(A block of data)

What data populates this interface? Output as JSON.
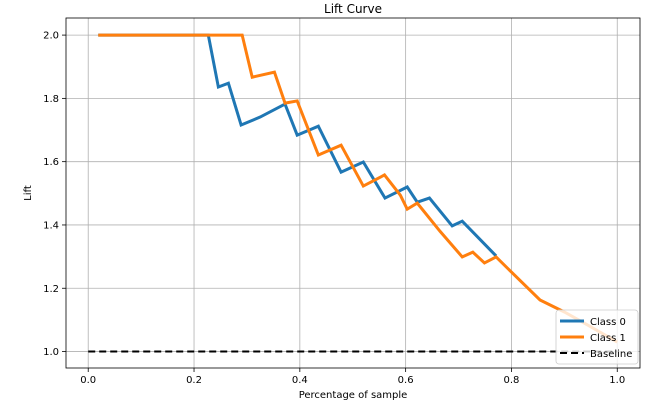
{
  "chart_data": {
    "type": "line",
    "title": "Lift Curve",
    "xlabel": "Percentage of sample",
    "ylabel": "Lift",
    "xlim": [
      -0.042,
      1.043
    ],
    "ylim": [
      0.948,
      2.054
    ],
    "xticks": [
      0.0,
      0.2,
      0.4,
      0.6,
      0.8,
      1.0
    ],
    "xtick_labels": [
      "0.0",
      "0.2",
      "0.4",
      "0.6",
      "0.8",
      "1.0"
    ],
    "yticks": [
      1.0,
      1.2,
      1.4,
      1.6,
      1.8,
      2.0
    ],
    "ytick_labels": [
      "1.0",
      "1.2",
      "1.4",
      "1.6",
      "1.8",
      "2.0"
    ],
    "grid": true,
    "legend": "bottom-right",
    "series": [
      {
        "name": "Class 0",
        "color": "#1f77b4",
        "style": "solid",
        "x": [
          0.019,
          0.227,
          0.246,
          0.265,
          0.289,
          0.325,
          0.372,
          0.395,
          0.435,
          0.478,
          0.52,
          0.561,
          0.603,
          0.622,
          0.645,
          0.688,
          0.707,
          0.771
        ],
        "y": [
          2.0,
          2.0,
          1.836,
          1.848,
          1.716,
          1.741,
          1.782,
          1.684,
          1.712,
          1.567,
          1.599,
          1.485,
          1.52,
          1.472,
          1.485,
          1.397,
          1.412,
          1.302
        ]
      },
      {
        "name": "Class 1",
        "color": "#ff7f0e",
        "style": "solid",
        "x": [
          0.019,
          0.291,
          0.31,
          0.352,
          0.372,
          0.395,
          0.435,
          0.478,
          0.52,
          0.56,
          0.59,
          0.603,
          0.622,
          0.665,
          0.707,
          0.727,
          0.749,
          0.771,
          0.8,
          0.854,
          0.9,
          0.943,
          1.0
        ],
        "y": [
          2.0,
          2.0,
          1.867,
          1.883,
          1.785,
          1.792,
          1.621,
          1.652,
          1.523,
          1.558,
          1.494,
          1.45,
          1.469,
          1.38,
          1.299,
          1.314,
          1.28,
          1.299,
          1.251,
          1.163,
          1.125,
          1.085,
          1.03
        ]
      },
      {
        "name": "Baseline",
        "color": "#000000",
        "style": "dashed",
        "x": [
          0.0,
          1.0
        ],
        "y": [
          1.0,
          1.0
        ]
      }
    ]
  }
}
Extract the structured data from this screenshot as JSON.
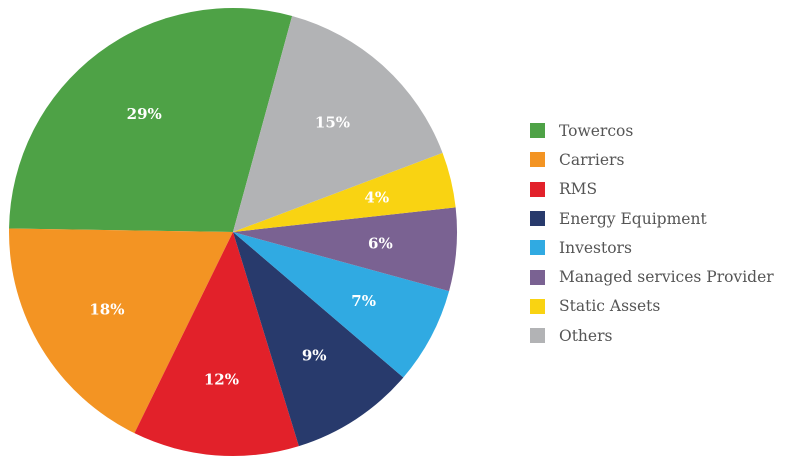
{
  "chart_data": {
    "type": "pie",
    "slices": [
      {
        "name": "Towercos",
        "value": 29,
        "label": "29%",
        "color": "#4ea246"
      },
      {
        "name": "Carriers",
        "value": 18,
        "label": "18%",
        "color": "#f39423"
      },
      {
        "name": "RMS",
        "value": 12,
        "label": "12%",
        "color": "#e2212a"
      },
      {
        "name": "Energy Equipment",
        "value": 9,
        "label": "9%",
        "color": "#283a6c"
      },
      {
        "name": "Investors",
        "value": 7,
        "label": "7%",
        "color": "#30aae2"
      },
      {
        "name": "Managed services Provider",
        "value": 6,
        "label": "6%",
        "color": "#7a6292"
      },
      {
        "name": "Static Assets",
        "value": 4,
        "label": "4%",
        "color": "#f9d312"
      },
      {
        "name": "Others",
        "value": 15,
        "label": "15%",
        "color": "#b2b3b5"
      }
    ],
    "legend_placement": "right"
  }
}
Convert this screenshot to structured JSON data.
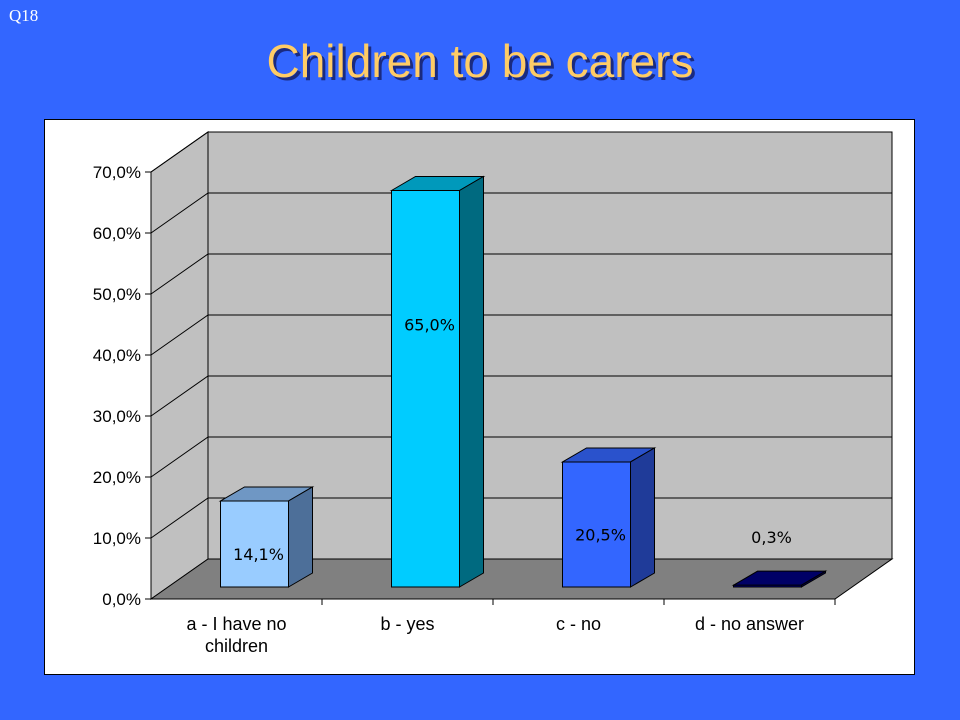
{
  "slide": {
    "label": "Q18",
    "title": "Children to be carers"
  },
  "chart_data": {
    "type": "bar",
    "title": "Children to be carers",
    "categories": [
      [
        "a - I have no",
        "children"
      ],
      [
        "b - yes"
      ],
      [
        "c - no"
      ],
      [
        "d - no answer"
      ]
    ],
    "values": [
      14.1,
      65.0,
      20.5,
      0.3
    ],
    "data_labels": [
      "14,1%",
      "65,0%",
      "20,5%",
      "0,3%"
    ],
    "ylim": [
      0,
      70
    ],
    "yticks": [
      "0,0%",
      "10,0%",
      "20,0%",
      "30,0%",
      "40,0%",
      "50,0%",
      "60,0%",
      "70,0%"
    ],
    "xlabel": "",
    "ylabel": "",
    "grid": true,
    "legend": "none",
    "colors": {
      "bars": [
        {
          "front": "#99ccff",
          "top": "#6f97c4",
          "side": "#4d6f99"
        },
        {
          "front": "#00ccff",
          "top": "#0099bb",
          "side": "#006a80"
        },
        {
          "front": "#3366ff",
          "top": "#2a52cc",
          "side": "#1f3b99"
        },
        {
          "front": "#000080",
          "top": "#000066",
          "side": "#00004d"
        }
      ],
      "wall": "#c0c0c0",
      "floor": "#808080",
      "background": "#3366ff",
      "title": "#ffcc66"
    }
  }
}
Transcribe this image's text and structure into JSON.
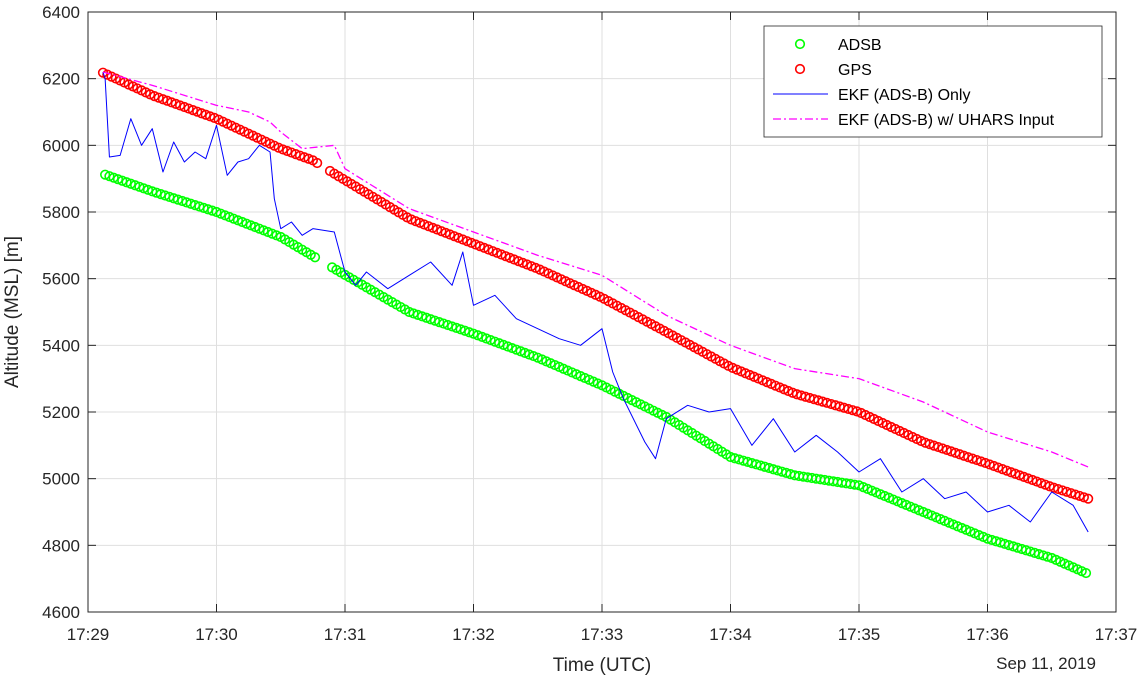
{
  "chart_data": {
    "type": "line",
    "xlabel": "Time (UTC)",
    "ylabel": "Altitude (MSL) [m]",
    "date_label": "Sep 11, 2019",
    "xlim": [
      "17:29",
      "17:37"
    ],
    "ylim": [
      4600,
      6400
    ],
    "x_ticks": [
      "17:29",
      "17:30",
      "17:31",
      "17:32",
      "17:33",
      "17:34",
      "17:35",
      "17:36",
      "17:37"
    ],
    "y_ticks": [
      4600,
      4800,
      5000,
      5200,
      5400,
      5600,
      5800,
      6000,
      6200,
      6400
    ],
    "grid": true,
    "legend_position": "top-right",
    "series": [
      {
        "name": "ADSB",
        "style": "circles",
        "color": "#00ff00",
        "x": [
          "17:29:08",
          "17:29:30",
          "17:30:00",
          "17:30:30",
          "17:30:45",
          "17:30:55",
          "17:31:30",
          "17:32:00",
          "17:32:30",
          "17:33:00",
          "17:33:30",
          "17:34:00",
          "17:34:30",
          "17:35:00",
          "17:35:30",
          "17:36:00",
          "17:36:30",
          "17:36:47"
        ],
        "values": [
          5912,
          5862,
          5800,
          5725,
          5668,
          5630,
          5500,
          5435,
          5363,
          5280,
          5185,
          5065,
          5010,
          4980,
          4900,
          4820,
          4762,
          4714
        ]
      },
      {
        "name": "GPS",
        "style": "circles",
        "color": "#ff0000",
        "x": [
          "17:29:07",
          "17:29:30",
          "17:30:00",
          "17:30:30",
          "17:30:45",
          "17:30:55",
          "17:31:30",
          "17:32:00",
          "17:32:30",
          "17:33:00",
          "17:33:30",
          "17:34:00",
          "17:34:30",
          "17:35:00",
          "17:35:30",
          "17:36:00",
          "17:36:30",
          "17:36:47"
        ],
        "values": [
          6218,
          6150,
          6080,
          5990,
          5955,
          5915,
          5780,
          5705,
          5630,
          5543,
          5440,
          5335,
          5255,
          5200,
          5110,
          5045,
          4975,
          4940
        ]
      },
      {
        "name": "EKF (ADS-B) Only",
        "style": "line",
        "color": "#0000ff",
        "x": [
          "17:29:07",
          "17:29:08",
          "17:29:10",
          "17:29:15",
          "17:29:20",
          "17:29:25",
          "17:29:30",
          "17:29:35",
          "17:29:40",
          "17:29:45",
          "17:29:50",
          "17:29:55",
          "17:30:00",
          "17:30:05",
          "17:30:10",
          "17:30:15",
          "17:30:20",
          "17:30:25",
          "17:30:27",
          "17:30:30",
          "17:30:35",
          "17:30:40",
          "17:30:45",
          "17:30:55",
          "17:31:00",
          "17:31:05",
          "17:31:10",
          "17:31:20",
          "17:31:30",
          "17:31:40",
          "17:31:50",
          "17:31:55",
          "17:32:00",
          "17:32:10",
          "17:32:20",
          "17:32:30",
          "17:32:40",
          "17:32:50",
          "17:33:00",
          "17:33:05",
          "17:33:10",
          "17:33:20",
          "17:33:25",
          "17:33:30",
          "17:33:40",
          "17:33:50",
          "17:34:00",
          "17:34:10",
          "17:34:20",
          "17:34:30",
          "17:34:40",
          "17:34:50",
          "17:35:00",
          "17:35:10",
          "17:35:20",
          "17:35:30",
          "17:35:40",
          "17:35:50",
          "17:36:00",
          "17:36:10",
          "17:36:20",
          "17:36:30",
          "17:36:40",
          "17:36:47"
        ],
        "values": [
          6220,
          6200,
          5965,
          5970,
          6080,
          6000,
          6050,
          5920,
          6010,
          5950,
          5980,
          5960,
          6060,
          5910,
          5950,
          5960,
          6000,
          5980,
          5840,
          5750,
          5770,
          5730,
          5750,
          5740,
          5620,
          5580,
          5620,
          5570,
          5610,
          5650,
          5580,
          5680,
          5520,
          5550,
          5480,
          5450,
          5420,
          5400,
          5450,
          5320,
          5240,
          5110,
          5060,
          5180,
          5220,
          5200,
          5210,
          5100,
          5180,
          5080,
          5130,
          5080,
          5020,
          5060,
          4960,
          5000,
          4940,
          4960,
          4900,
          4920,
          4870,
          4960,
          4920,
          4840
        ]
      },
      {
        "name": "EKF (ADS-B) w/ UHARS Input",
        "style": "dashdot",
        "color": "#ff00ff",
        "x": [
          "17:29:07",
          "17:29:30",
          "17:30:00",
          "17:30:15",
          "17:30:25",
          "17:30:30",
          "17:30:40",
          "17:30:55",
          "17:31:00",
          "17:31:30",
          "17:32:00",
          "17:32:30",
          "17:33:00",
          "17:33:30",
          "17:34:00",
          "17:34:30",
          "17:35:00",
          "17:35:30",
          "17:36:00",
          "17:36:30",
          "17:36:47"
        ],
        "values": [
          6220,
          6180,
          6120,
          6100,
          6070,
          6040,
          5990,
          6000,
          5930,
          5810,
          5740,
          5670,
          5610,
          5490,
          5400,
          5330,
          5300,
          5230,
          5140,
          5080,
          5035
        ]
      }
    ]
  }
}
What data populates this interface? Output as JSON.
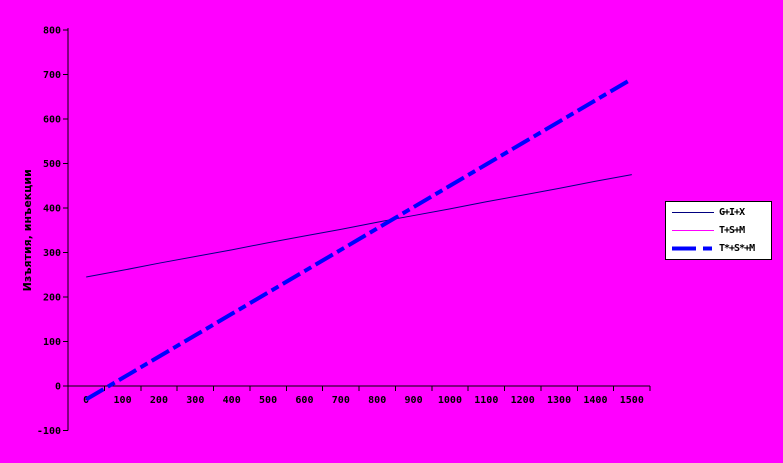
{
  "background_color": "#FF00FF",
  "chart_data": {
    "type": "line",
    "title": "",
    "xlabel": "",
    "ylabel": "Изъятия, инъекции",
    "x_categories": [
      "0",
      "100",
      "200",
      "300",
      "400",
      "500",
      "600",
      "700",
      "800",
      "900",
      "1000",
      "1100",
      "1200",
      "1300",
      "1400",
      "1500"
    ],
    "y_ticks": [
      800,
      700,
      600,
      500,
      400,
      300,
      200,
      100,
      0,
      -100
    ],
    "ylim": [
      -100,
      800
    ],
    "xlim": [
      0,
      1500
    ],
    "grid": false,
    "plot_background": "#FF00FF",
    "axis_color": "#000000",
    "text_color": "#000000",
    "legend_position": "right-outside",
    "series": [
      {
        "name": "G+I+X",
        "color": "#000080",
        "style": "solid",
        "width": 1,
        "visible": true,
        "values": [
          245,
          260,
          276,
          291,
          306,
          322,
          337,
          352,
          368,
          383,
          398,
          414,
          429,
          444,
          460,
          475
        ]
      },
      {
        "name": "T+S+M",
        "color": "#FF00FF",
        "style": "solid",
        "width": 1,
        "visible": false,
        "values": []
      },
      {
        "name": "T*+S*+M",
        "color": "#0000FF",
        "style": "dashed",
        "width": 4,
        "visible": true,
        "values": [
          -30,
          18,
          66,
          114,
          162,
          210,
          258,
          306,
          354,
          402,
          450,
          498,
          546,
          594,
          642,
          690
        ]
      }
    ]
  },
  "legend": {
    "background": "#FFFFFF",
    "border_color": "#000000",
    "entries": [
      {
        "label": "G+I+X",
        "color": "#000080",
        "line_style": "solid",
        "line_width": 1
      },
      {
        "label": "T+S+M",
        "color": "#FF00FF",
        "line_style": "solid",
        "line_width": 1
      },
      {
        "label": "T*+S*+M",
        "color": "#0000FF",
        "line_style": "dashed",
        "line_width": 4
      }
    ]
  }
}
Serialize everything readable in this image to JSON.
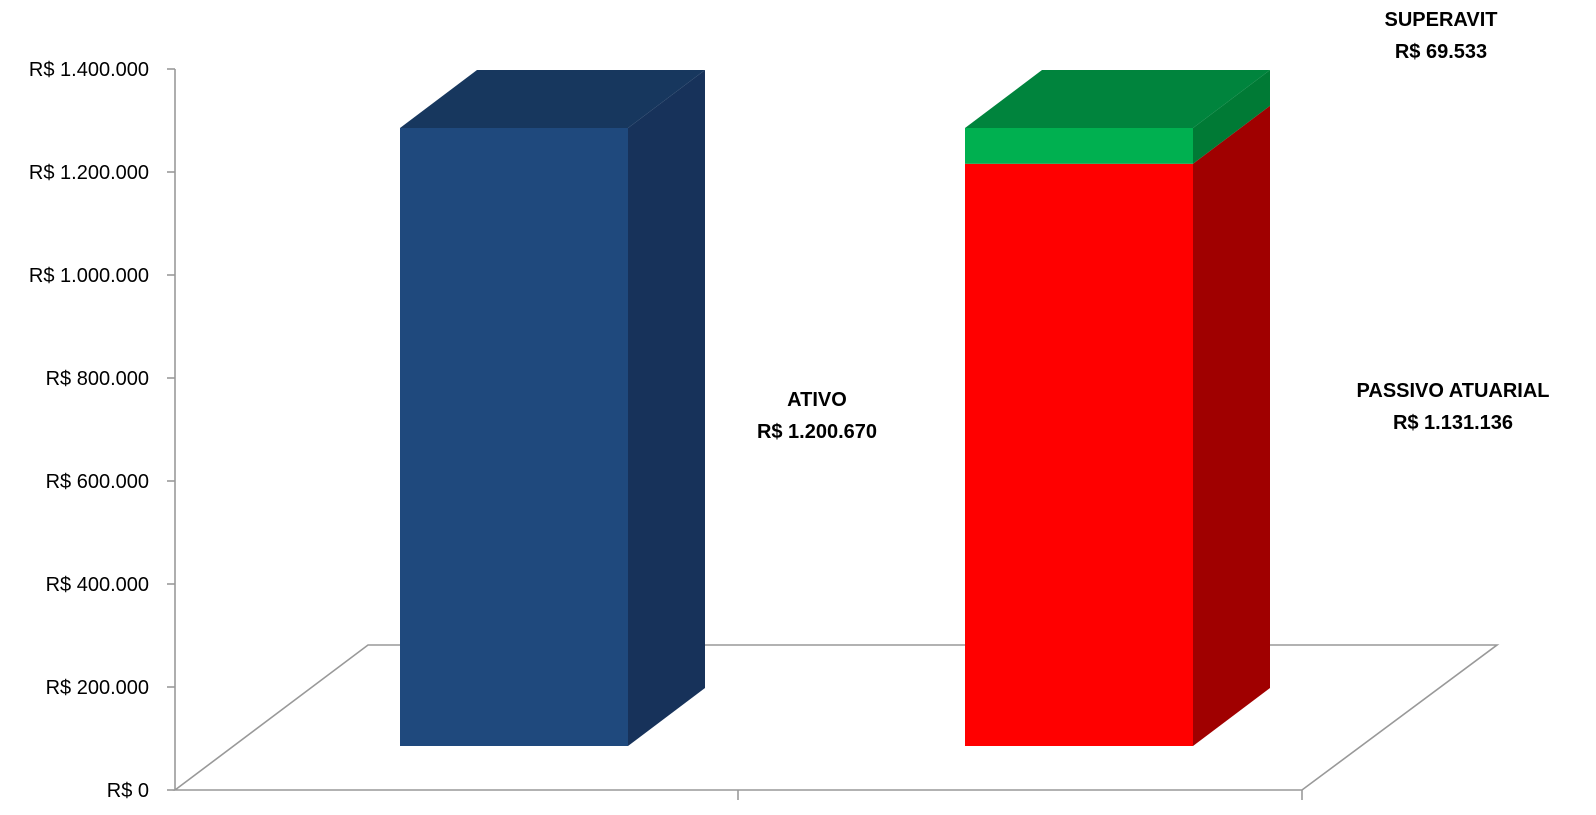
{
  "chart_data": {
    "type": "bar",
    "stacked": true,
    "three_d": true,
    "title": "",
    "xlabel": "",
    "ylabel": "",
    "ylim": [
      0,
      1400000
    ],
    "y_ticks": [
      "R$ 0",
      "R$ 200.000",
      "R$ 400.000",
      "R$ 600.000",
      "R$ 800.000",
      "R$ 1.000.000",
      "R$ 1.200.000",
      "R$ 1.400.000"
    ],
    "grid": false,
    "legend": "none",
    "bars": [
      {
        "segments": [
          {
            "value": 1200670,
            "color": "#1F497D",
            "side": "#17325A",
            "top": "#17375E"
          }
        ],
        "label_lines": [
          "ATIVO",
          "R$ 1.200.670"
        ]
      },
      {
        "segments": [
          {
            "value": 1131136,
            "color": "#FF0000",
            "side": "#A00000",
            "top": "#D00000",
            "label_lines": [
              "PASSIVO ATUARIAL",
              "R$ 1.131.136"
            ]
          },
          {
            "value": 69533,
            "color": "#00B050",
            "side": "#007A35",
            "top": "#00843D",
            "label_lines": [
              "SUPERAVIT",
              "R$ 69.533"
            ]
          }
        ]
      }
    ]
  }
}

▶ [REQUIRED WORK] In the listing, find all lines with the string "ylabel" and copy them.

▶ [OUTPUT FOR THIS EXERCISE]
    "ylabel": "Lift",
    "ylabel": "",
    "ylabel": "Altitude (MSL) [m]",
    "ylabel": "Изъятия, инъекции",
    "ylabel": "",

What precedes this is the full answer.